Job: Report back each line of the records that contains the string "células".

Data extracted from a collection:
+-------+

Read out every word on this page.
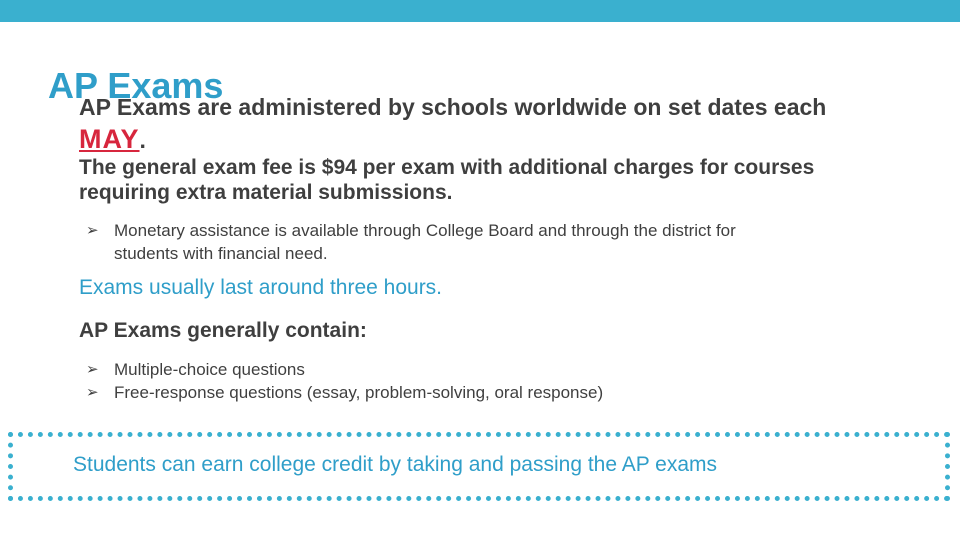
AP Exams

AP Exams are administered by schools worldwide on set dates each MAY.

The general exam fee is $94 per exam with additional charges for courses requiring extra material submissions.

➢ Monetary assistance is available through College Board and through the district for students with financial need.

Exams usually last around three hours.

AP Exams generally contain:

➢ Multiple-choice questions
➢ Free-response questions (essay, problem-solving, oral response)

Students can earn college credit by taking and passing the AP exams
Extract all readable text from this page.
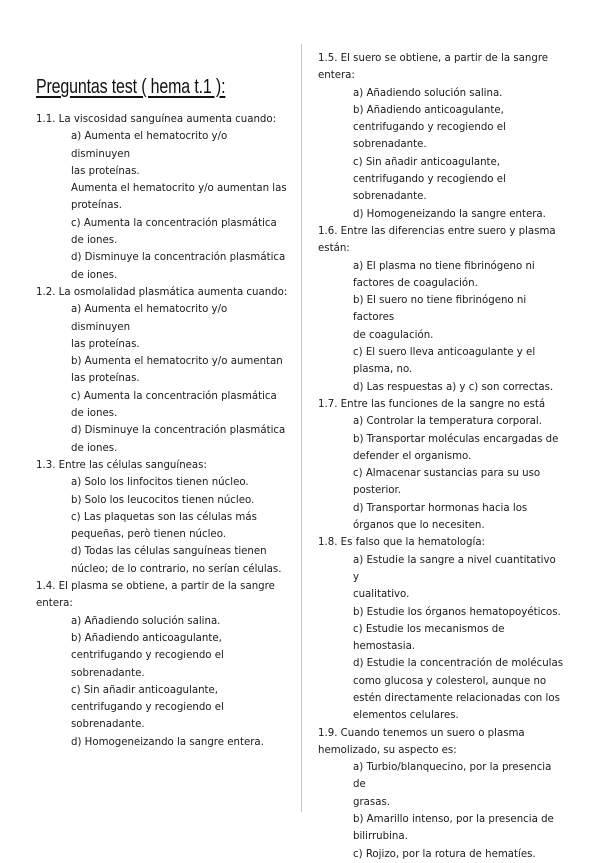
Preguntas test ( hema t.1 ):
1.1. La viscosidad sanguínea aumenta cuando:
a) Aumenta el hematocrito y/o disminuyen
las proteínas.
Aumenta el hematocrito y/o aumentan las
proteínas.
c) Aumenta la concentración plasmática
de iones.
d) Disminuye la concentración plasmática
de iones.
1.2. La osmolalidad plasmática aumenta cuando:
a) Aumenta el hematocrito y/o disminuyen
las proteínas.
b) Aumenta el hematocrito y/o aumentan
las proteínas.
c) Aumenta la concentración plasmática
de iones.
d) Disminuye la concentración plasmática
de iones.
1.3. Entre las células sanguíneas:
a) Solo los linfocitos tienen núcleo.
b) Solo los leucocitos tienen núcleo.
c) Las plaquetas son las células más
pequeñas, però tienen núcleo.
d) Todas las células sanguíneas tienen
núcleo; de lo contrario, no serían células.
1.4. El plasma se obtiene, a partir de la sangre
entera:
a) Añadiendo solución salina.
b) Añadiendo anticoagulante,
centrifugando y recogiendo el
sobrenadante.
c) Sin añadir anticoagulante,
centrifugando y recogiendo el
sobrenadante.
d) Homogeneizando la sangre entera.
1.5. El suero se obtiene, a partir de la sangre
entera:
a) Añadiendo solución salina.
b) Añadiendo anticoagulante,
centrifugando y recogiendo el
sobrenadante.
c) Sin añadir anticoagulante,
centrifugando y recogiendo el
sobrenadante.
d) Homogeneizando la sangre entera.
1.6. Entre las diferencias entre suero y plasma
están:
a) El plasma no tiene fibrinógeno ni
factores de coagulación.
b) El suero no tiene fibrinógeno ni factores
de coagulación.
c) El suero lleva anticoagulante y el
plasma, no.
d) Las respuestas a) y c) son correctas.
1.7. Entre las funciones de la sangre no está
a) Controlar la temperatura corporal.
b) Transportar moléculas encargadas de
defender el organismo.
c) Almacenar sustancias para su uso
posterior.
d) Transportar hormonas hacia los
órganos que lo necesiten.
1.8. Es falso que la hematología:
a) Estudie la sangre a nivel cuantitativo y
cualitativo.
b) Estudie los órganos hematopoyéticos.
c) Estudie los mecanismos de hemostasia.
d) Estudie la concentración de moléculas
como glucosa y colesterol, aunque no
estén directamente relacionadas con los
elementos celulares.
1.9. Cuando tenemos un suero o plasma
hemolizado, su aspecto es:
a) Turbio/blanquecino, por la presencia de
grasas.
b) Amarillo intenso, por la presencia de
bilirrubina.
c) Rojizo, por la rotura de hematíes.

+-------+

Answer to this exercise:
1.3. Entre las células sanguíneas:
c) Las plaquetas son las células más
d) Todas las células sanguíneas tienen
núcleo; de lo contrario, no serían células.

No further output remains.